Exactly repeat the full listing that follows.
___ Given data ___
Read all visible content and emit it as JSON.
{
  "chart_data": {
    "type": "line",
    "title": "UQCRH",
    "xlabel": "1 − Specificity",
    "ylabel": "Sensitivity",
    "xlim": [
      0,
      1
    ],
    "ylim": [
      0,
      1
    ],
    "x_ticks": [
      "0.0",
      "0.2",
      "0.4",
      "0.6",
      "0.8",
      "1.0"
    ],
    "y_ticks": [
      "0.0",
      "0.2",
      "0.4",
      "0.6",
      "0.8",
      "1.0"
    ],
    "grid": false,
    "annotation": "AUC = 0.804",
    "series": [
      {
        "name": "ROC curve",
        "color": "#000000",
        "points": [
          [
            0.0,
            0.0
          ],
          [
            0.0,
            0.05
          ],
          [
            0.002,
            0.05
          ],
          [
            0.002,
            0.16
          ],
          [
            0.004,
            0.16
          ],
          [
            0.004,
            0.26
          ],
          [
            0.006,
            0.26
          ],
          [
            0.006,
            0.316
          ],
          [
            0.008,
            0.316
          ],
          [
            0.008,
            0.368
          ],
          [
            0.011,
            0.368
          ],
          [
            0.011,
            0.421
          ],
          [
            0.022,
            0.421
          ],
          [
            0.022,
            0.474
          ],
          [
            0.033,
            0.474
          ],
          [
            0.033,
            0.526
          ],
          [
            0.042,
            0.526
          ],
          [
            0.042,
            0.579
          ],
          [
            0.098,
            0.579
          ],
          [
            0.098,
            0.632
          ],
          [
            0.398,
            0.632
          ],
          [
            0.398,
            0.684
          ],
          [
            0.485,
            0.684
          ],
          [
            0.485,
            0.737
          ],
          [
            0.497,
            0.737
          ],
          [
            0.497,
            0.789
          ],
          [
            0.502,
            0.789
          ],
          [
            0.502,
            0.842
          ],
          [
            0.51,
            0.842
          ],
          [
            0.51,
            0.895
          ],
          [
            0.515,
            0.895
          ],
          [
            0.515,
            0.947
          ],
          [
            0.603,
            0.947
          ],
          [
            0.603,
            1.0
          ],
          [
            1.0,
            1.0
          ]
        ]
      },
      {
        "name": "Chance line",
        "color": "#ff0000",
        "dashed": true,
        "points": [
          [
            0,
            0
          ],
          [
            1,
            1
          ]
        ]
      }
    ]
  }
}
___
Written answer
Read all visible content and emit it as JSON.
{
  "chart_data": {
    "type": "line",
    "title": "UQCRH",
    "xlabel": "1 − Specificity",
    "ylabel": "Sensitivity",
    "xlim": [
      0,
      1
    ],
    "ylim": [
      0,
      1
    ],
    "x_ticks": [
      "0.0",
      "0.2",
      "0.4",
      "0.6",
      "0.8",
      "1.0"
    ],
    "y_ticks": [
      "0.0",
      "0.2",
      "0.4",
      "0.6",
      "0.8",
      "1.0"
    ],
    "grid": false,
    "annotation": "AUC = 0.804",
    "series": [
      {
        "name": "ROC curve",
        "color": "#000000",
        "points": [
          [
            0.0,
            0.0
          ],
          [
            0.0,
            0.05
          ],
          [
            0.002,
            0.05
          ],
          [
            0.002,
            0.16
          ],
          [
            0.004,
            0.16
          ],
          [
            0.004,
            0.26
          ],
          [
            0.006,
            0.26
          ],
          [
            0.006,
            0.316
          ],
          [
            0.008,
            0.316
          ],
          [
            0.008,
            0.368
          ],
          [
            0.011,
            0.368
          ],
          [
            0.011,
            0.421
          ],
          [
            0.022,
            0.421
          ],
          [
            0.022,
            0.474
          ],
          [
            0.033,
            0.474
          ],
          [
            0.033,
            0.526
          ],
          [
            0.042,
            0.526
          ],
          [
            0.042,
            0.579
          ],
          [
            0.098,
            0.579
          ],
          [
            0.098,
            0.632
          ],
          [
            0.398,
            0.632
          ],
          [
            0.398,
            0.684
          ],
          [
            0.485,
            0.684
          ],
          [
            0.485,
            0.737
          ],
          [
            0.497,
            0.737
          ],
          [
            0.497,
            0.789
          ],
          [
            0.502,
            0.789
          ],
          [
            0.502,
            0.842
          ],
          [
            0.51,
            0.842
          ],
          [
            0.51,
            0.895
          ],
          [
            0.515,
            0.895
          ],
          [
            0.515,
            0.947
          ],
          [
            0.603,
            0.947
          ],
          [
            0.603,
            1.0
          ],
          [
            1.0,
            1.0
          ]
        ]
      },
      {
        "name": "Chance line",
        "color": "#ff0000",
        "dashed": true,
        "points": [
          [
            0,
            0
          ],
          [
            1,
            1
          ]
        ]
      }
    ]
  }
}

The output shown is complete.